DATASET ROWS ::

┏━━

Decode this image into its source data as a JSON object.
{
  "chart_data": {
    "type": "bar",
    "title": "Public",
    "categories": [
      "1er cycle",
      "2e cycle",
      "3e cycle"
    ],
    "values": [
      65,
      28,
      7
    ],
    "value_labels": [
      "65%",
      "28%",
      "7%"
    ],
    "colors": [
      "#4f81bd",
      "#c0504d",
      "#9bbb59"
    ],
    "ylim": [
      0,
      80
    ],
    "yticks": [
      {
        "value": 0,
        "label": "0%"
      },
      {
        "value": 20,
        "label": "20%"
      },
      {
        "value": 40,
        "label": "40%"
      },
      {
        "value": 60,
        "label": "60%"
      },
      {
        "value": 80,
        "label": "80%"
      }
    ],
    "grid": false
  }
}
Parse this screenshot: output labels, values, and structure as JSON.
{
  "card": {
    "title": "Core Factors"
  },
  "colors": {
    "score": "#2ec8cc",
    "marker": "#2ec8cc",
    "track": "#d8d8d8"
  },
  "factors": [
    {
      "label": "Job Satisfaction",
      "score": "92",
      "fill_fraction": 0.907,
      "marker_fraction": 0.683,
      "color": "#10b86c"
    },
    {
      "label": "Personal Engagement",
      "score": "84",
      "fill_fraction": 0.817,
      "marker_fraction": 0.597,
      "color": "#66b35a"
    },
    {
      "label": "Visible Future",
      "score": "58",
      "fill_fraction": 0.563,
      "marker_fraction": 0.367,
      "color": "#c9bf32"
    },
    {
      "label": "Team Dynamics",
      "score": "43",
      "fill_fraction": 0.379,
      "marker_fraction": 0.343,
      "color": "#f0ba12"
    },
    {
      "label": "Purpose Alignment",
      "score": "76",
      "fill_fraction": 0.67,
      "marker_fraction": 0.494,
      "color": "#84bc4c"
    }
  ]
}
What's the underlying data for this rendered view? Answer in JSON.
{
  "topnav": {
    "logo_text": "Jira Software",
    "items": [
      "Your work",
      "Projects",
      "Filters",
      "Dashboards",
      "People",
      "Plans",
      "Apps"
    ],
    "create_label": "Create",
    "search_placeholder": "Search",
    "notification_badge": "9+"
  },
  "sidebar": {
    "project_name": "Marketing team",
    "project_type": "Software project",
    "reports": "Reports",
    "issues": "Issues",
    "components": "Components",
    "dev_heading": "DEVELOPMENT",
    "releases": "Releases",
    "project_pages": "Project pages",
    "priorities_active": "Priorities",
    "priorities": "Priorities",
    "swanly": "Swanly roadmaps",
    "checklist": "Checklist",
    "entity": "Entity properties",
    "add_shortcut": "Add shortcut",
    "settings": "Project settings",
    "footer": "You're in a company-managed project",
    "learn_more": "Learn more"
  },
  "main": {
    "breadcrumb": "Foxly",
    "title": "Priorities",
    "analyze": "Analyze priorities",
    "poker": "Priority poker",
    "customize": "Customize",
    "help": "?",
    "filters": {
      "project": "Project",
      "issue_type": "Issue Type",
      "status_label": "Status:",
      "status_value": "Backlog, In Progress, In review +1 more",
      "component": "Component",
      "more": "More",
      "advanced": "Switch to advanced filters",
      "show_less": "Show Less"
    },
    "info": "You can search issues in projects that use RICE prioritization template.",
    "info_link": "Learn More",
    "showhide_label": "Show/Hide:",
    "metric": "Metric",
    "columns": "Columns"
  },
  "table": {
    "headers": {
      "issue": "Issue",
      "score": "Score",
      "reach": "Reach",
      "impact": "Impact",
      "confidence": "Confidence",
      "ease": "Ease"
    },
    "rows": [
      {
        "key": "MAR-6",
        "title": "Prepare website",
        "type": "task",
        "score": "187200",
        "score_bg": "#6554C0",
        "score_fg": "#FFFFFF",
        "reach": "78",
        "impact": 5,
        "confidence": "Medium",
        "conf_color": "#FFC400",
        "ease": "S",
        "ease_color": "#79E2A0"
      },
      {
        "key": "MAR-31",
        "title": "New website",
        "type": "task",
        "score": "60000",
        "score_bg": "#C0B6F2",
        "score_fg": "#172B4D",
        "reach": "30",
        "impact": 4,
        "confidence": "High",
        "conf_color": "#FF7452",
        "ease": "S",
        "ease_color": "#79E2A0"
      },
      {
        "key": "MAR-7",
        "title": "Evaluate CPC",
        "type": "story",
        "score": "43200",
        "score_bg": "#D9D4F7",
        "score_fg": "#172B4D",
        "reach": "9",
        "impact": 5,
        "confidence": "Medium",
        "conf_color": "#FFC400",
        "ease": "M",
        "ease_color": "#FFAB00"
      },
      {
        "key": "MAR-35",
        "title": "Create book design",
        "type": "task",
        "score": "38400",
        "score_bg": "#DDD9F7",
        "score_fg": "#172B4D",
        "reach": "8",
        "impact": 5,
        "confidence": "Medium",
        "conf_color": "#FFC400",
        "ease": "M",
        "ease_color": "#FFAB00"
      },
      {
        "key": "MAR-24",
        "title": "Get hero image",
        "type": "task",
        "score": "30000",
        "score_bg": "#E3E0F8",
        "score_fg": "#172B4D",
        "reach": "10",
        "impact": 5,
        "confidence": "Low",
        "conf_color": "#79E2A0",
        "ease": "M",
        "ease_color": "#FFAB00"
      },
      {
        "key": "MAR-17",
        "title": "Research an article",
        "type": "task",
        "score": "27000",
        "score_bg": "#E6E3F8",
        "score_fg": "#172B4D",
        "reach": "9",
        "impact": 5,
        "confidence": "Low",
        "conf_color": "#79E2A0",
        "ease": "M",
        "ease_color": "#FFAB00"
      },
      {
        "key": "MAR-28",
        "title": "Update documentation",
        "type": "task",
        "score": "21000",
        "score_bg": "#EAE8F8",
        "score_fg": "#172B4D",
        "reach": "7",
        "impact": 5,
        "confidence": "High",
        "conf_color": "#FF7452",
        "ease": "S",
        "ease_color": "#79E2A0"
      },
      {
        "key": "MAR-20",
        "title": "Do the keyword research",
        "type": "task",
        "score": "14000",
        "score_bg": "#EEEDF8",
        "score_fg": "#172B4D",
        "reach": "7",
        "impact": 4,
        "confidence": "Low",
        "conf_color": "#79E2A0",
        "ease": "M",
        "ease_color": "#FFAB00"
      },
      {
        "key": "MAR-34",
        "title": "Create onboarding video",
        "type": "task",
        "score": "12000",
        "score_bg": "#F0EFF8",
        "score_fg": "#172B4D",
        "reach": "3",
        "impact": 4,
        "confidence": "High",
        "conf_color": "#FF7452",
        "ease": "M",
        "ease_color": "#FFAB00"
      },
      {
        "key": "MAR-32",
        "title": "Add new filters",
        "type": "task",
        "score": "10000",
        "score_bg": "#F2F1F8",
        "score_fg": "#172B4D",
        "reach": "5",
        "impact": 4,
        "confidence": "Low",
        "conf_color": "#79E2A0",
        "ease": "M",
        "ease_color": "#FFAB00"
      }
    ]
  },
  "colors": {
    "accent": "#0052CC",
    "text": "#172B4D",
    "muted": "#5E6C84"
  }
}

┗━━

Transcribe the material above in its entirety. Match it exactly.

THE SOLUTION ::
Decode this image into its source data as a JSON object.
{
  "chart_data": {
    "type": "bar",
    "title": "Public",
    "categories": [
      "1er cycle",
      "2e cycle",
      "3e cycle"
    ],
    "values": [
      65,
      28,
      7
    ],
    "value_labels": [
      "65%",
      "28%",
      "7%"
    ],
    "colors": [
      "#4f81bd",
      "#c0504d",
      "#9bbb59"
    ],
    "ylim": [
      0,
      80
    ],
    "yticks": [
      {
        "value": 0,
        "label": "0%"
      },
      {
        "value": 20,
        "label": "20%"
      },
      {
        "value": 40,
        "label": "40%"
      },
      {
        "value": 60,
        "label": "60%"
      },
      {
        "value": 80,
        "label": "80%"
      }
    ],
    "grid": false
  }
}
Parse this screenshot: output labels, values, and structure as JSON.
{
  "card": {
    "title": "Core Factors"
  },
  "colors": {
    "score": "#2ec8cc",
    "marker": "#2ec8cc",
    "track": "#d8d8d8"
  },
  "factors": [
    {
      "label": "Job Satisfaction",
      "score": "92",
      "fill_fraction": 0.907,
      "marker_fraction": 0.683,
      "color": "#10b86c"
    },
    {
      "label": "Personal Engagement",
      "score": "84",
      "fill_fraction": 0.817,
      "marker_fraction": 0.597,
      "color": "#66b35a"
    },
    {
      "label": "Visible Future",
      "score": "58",
      "fill_fraction": 0.563,
      "marker_fraction": 0.367,
      "color": "#c9bf32"
    },
    {
      "label": "Team Dynamics",
      "score": "43",
      "fill_fraction": 0.379,
      "marker_fraction": 0.343,
      "color": "#f0ba12"
    },
    {
      "label": "Purpose Alignment",
      "score": "76",
      "fill_fraction": 0.67,
      "marker_fraction": 0.494,
      "color": "#84bc4c"
    }
  ]
}
What's the underlying data for this rendered view? Answer in JSON.
{
  "topnav": {
    "logo_text": "Jira Software",
    "items": [
      "Your work",
      "Projects",
      "Filters",
      "Dashboards",
      "People",
      "Plans",
      "Apps"
    ],
    "create_label": "Create",
    "search_placeholder": "Search",
    "notification_badge": "9+"
  },
  "sidebar": {
    "project_name": "Marketing team",
    "project_type": "Software project",
    "reports": "Reports",
    "issues": "Issues",
    "components": "Components",
    "dev_heading": "DEVELOPMENT",
    "releases": "Releases",
    "project_pages": "Project pages",
    "priorities_active": "Priorities",
    "priorities": "Priorities",
    "swanly": "Swanly roadmaps",
    "checklist": "Checklist",
    "entity": "Entity properties",
    "add_shortcut": "Add shortcut",
    "settings": "Project settings",
    "footer": "You're in a company-managed project",
    "learn_more": "Learn more"
  },
  "main": {
    "breadcrumb": "Foxly",
    "title": "Priorities",
    "analyze": "Analyze priorities",
    "poker": "Priority poker",
    "customize": "Customize",
    "help": "?",
    "filters": {
      "project": "Project",
      "issue_type": "Issue Type",
      "status_label": "Status:",
      "status_value": "Backlog, In Progress, In review +1 more",
      "component": "Component",
      "more": "More",
      "advanced": "Switch to advanced filters",
      "show_less": "Show Less"
    },
    "info": "You can search issues in projects that use RICE prioritization template.",
    "info_link": "Learn More",
    "showhide_label": "Show/Hide:",
    "metric": "Metric",
    "columns": "Columns"
  },
  "table": {
    "headers": {
      "issue": "Issue",
      "score": "Score",
      "reach": "Reach",
      "impact": "Impact",
      "confidence": "Confidence",
      "ease": "Ease"
    },
    "rows": [
      {
        "key": "MAR-6",
        "title": "Prepare website",
        "type": "task",
        "score": "187200",
        "score_bg": "#6554C0",
        "score_fg": "#FFFFFF",
        "reach": "78",
        "impact": 5,
        "confidence": "Medium",
        "conf_color": "#FFC400",
        "ease": "S",
        "ease_color": "#79E2A0"
      },
      {
        "key": "MAR-31",
        "title": "New website",
        "type": "task",
        "score": "60000",
        "score_bg": "#C0B6F2",
        "score_fg": "#172B4D",
        "reach": "30",
        "impact": 4,
        "confidence": "High",
        "conf_color": "#FF7452",
        "ease": "S",
        "ease_color": "#79E2A0"
      },
      {
        "key": "MAR-7",
        "title": "Evaluate CPC",
        "type": "story",
        "score": "43200",
        "score_bg": "#D9D4F7",
        "score_fg": "#172B4D",
        "reach": "9",
        "impact": 5,
        "confidence": "Medium",
        "conf_color": "#FFC400",
        "ease": "M",
        "ease_color": "#FFAB00"
      },
      {
        "key": "MAR-35",
        "title": "Create book design",
        "type": "task",
        "score": "38400",
        "score_bg": "#DDD9F7",
        "score_fg": "#172B4D",
        "reach": "8",
        "impact": 5,
        "confidence": "Medium",
        "conf_color": "#FFC400",
        "ease": "M",
        "ease_color": "#FFAB00"
      },
      {
        "key": "MAR-24",
        "title": "Get hero image",
        "type": "task",
        "score": "30000",
        "score_bg": "#E3E0F8",
        "score_fg": "#172B4D",
        "reach": "10",
        "impact": 5,
        "confidence": "Low",
        "conf_color": "#79E2A0",
        "ease": "M",
        "ease_color": "#FFAB00"
      },
      {
        "key": "MAR-17",
        "title": "Research an article",
        "type": "task",
        "score": "27000",
        "score_bg": "#E6E3F8",
        "score_fg": "#172B4D",
        "reach": "9",
        "impact": 5,
        "confidence": "Low",
        "conf_color": "#79E2A0",
        "ease": "M",
        "ease_color": "#FFAB00"
      },
      {
        "key": "MAR-28",
        "title": "Update documentation",
        "type": "task",
        "score": "21000",
        "score_bg": "#EAE8F8",
        "score_fg": "#172B4D",
        "reach": "7",
        "impact": 5,
        "confidence": "High",
        "conf_color": "#FF7452",
        "ease": "S",
        "ease_color": "#79E2A0"
      },
      {
        "key": "MAR-20",
        "title": "Do the keyword research",
        "type": "task",
        "score": "14000",
        "score_bg": "#EEEDF8",
        "score_fg": "#172B4D",
        "reach": "7",
        "impact": 4,
        "confidence": "Low",
        "conf_color": "#79E2A0",
        "ease": "M",
        "ease_color": "#FFAB00"
      },
      {
        "key": "MAR-34",
        "title": "Create onboarding video",
        "type": "task",
        "score": "12000",
        "score_bg": "#F0EFF8",
        "score_fg": "#172B4D",
        "reach": "3",
        "impact": 4,
        "confidence": "High",
        "conf_color": "#FF7452",
        "ease": "M",
        "ease_color": "#FFAB00"
      },
      {
        "key": "MAR-32",
        "title": "Add new filters",
        "type": "task",
        "score": "10000",
        "score_bg": "#F2F1F8",
        "score_fg": "#172B4D",
        "reach": "5",
        "impact": 4,
        "confidence": "Low",
        "conf_color": "#79E2A0",
        "ease": "M",
        "ease_color": "#FFAB00"
      }
    ]
  },
  "colors": {
    "accent": "#0052CC",
    "text": "#172B4D",
    "muted": "#5E6C84"
  }
}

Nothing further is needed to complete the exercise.